■ DATA SUPPLIED ■
---*---
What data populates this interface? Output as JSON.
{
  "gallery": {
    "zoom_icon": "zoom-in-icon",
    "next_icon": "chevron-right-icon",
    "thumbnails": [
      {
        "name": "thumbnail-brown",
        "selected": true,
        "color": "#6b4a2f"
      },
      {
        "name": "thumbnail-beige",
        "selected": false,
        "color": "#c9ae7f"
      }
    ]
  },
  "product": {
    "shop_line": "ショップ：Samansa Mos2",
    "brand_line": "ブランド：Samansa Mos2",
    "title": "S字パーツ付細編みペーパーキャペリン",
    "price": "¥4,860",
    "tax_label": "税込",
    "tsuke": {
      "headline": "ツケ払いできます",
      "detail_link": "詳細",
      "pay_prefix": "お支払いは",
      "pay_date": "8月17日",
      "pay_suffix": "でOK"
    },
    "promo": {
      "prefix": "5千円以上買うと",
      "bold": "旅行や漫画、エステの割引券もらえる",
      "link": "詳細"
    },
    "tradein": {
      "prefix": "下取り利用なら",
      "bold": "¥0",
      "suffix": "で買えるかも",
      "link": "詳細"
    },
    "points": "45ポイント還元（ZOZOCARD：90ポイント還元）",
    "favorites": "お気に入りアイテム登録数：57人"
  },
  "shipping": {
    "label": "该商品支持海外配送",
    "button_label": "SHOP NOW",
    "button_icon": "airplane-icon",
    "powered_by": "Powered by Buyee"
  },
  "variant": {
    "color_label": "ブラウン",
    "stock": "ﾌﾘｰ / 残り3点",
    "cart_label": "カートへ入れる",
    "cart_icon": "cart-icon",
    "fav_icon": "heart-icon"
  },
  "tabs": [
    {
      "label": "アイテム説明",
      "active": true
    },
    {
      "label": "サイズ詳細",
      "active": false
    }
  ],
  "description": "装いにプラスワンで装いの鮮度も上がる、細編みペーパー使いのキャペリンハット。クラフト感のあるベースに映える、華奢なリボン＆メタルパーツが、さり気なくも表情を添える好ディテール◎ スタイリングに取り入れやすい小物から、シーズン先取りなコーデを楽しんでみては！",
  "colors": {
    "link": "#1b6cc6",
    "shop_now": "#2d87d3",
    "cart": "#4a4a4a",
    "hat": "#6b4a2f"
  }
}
---*---
■ INSTRUCTION ■
Reproduce the records in full, exactly as written.

■ SOLUTION TO THE EXERCISE ■
What data populates this interface? Output as JSON.
{
  "gallery": {
    "zoom_icon": "zoom-in-icon",
    "next_icon": "chevron-right-icon",
    "thumbnails": [
      {
        "name": "thumbnail-brown",
        "selected": true,
        "color": "#6b4a2f"
      },
      {
        "name": "thumbnail-beige",
        "selected": false,
        "color": "#c9ae7f"
      }
    ]
  },
  "product": {
    "shop_line": "ショップ：Samansa Mos2",
    "brand_line": "ブランド：Samansa Mos2",
    "title": "S字パーツ付細編みペーパーキャペリン",
    "price": "¥4,860",
    "tax_label": "税込",
    "tsuke": {
      "headline": "ツケ払いできます",
      "detail_link": "詳細",
      "pay_prefix": "お支払いは",
      "pay_date": "8月17日",
      "pay_suffix": "でOK"
    },
    "promo": {
      "prefix": "5千円以上買うと",
      "bold": "旅行や漫画、エステの割引券もらえる",
      "link": "詳細"
    },
    "tradein": {
      "prefix": "下取り利用なら",
      "bold": "¥0",
      "suffix": "で買えるかも",
      "link": "詳細"
    },
    "points": "45ポイント還元（ZOZOCARD：90ポイント還元）",
    "favorites": "お気に入りアイテム登録数：57人"
  },
  "shipping": {
    "label": "该商品支持海外配送",
    "button_label": "SHOP NOW",
    "button_icon": "airplane-icon",
    "powered_by": "Powered by Buyee"
  },
  "variant": {
    "color_label": "ブラウン",
    "stock": "ﾌﾘｰ / 残り3点",
    "cart_label": "カートへ入れる",
    "cart_icon": "cart-icon",
    "fav_icon": "heart-icon"
  },
  "tabs": [
    {
      "label": "アイテム説明",
      "active": true
    },
    {
      "label": "サイズ詳細",
      "active": false
    }
  ],
  "description": "装いにプラスワンで装いの鮮度も上がる、細編みペーパー使いのキャペリンハット。クラフト感のあるベースに映える、華奢なリボン＆メタルパーツが、さり気なくも表情を添える好ディテール◎ スタイリングに取り入れやすい小物から、シーズン先取りなコーデを楽しんでみては！",
  "colors": {
    "link": "#1b6cc6",
    "shop_now": "#2d87d3",
    "cart": "#4a4a4a",
    "hat": "#6b4a2f"
  }
}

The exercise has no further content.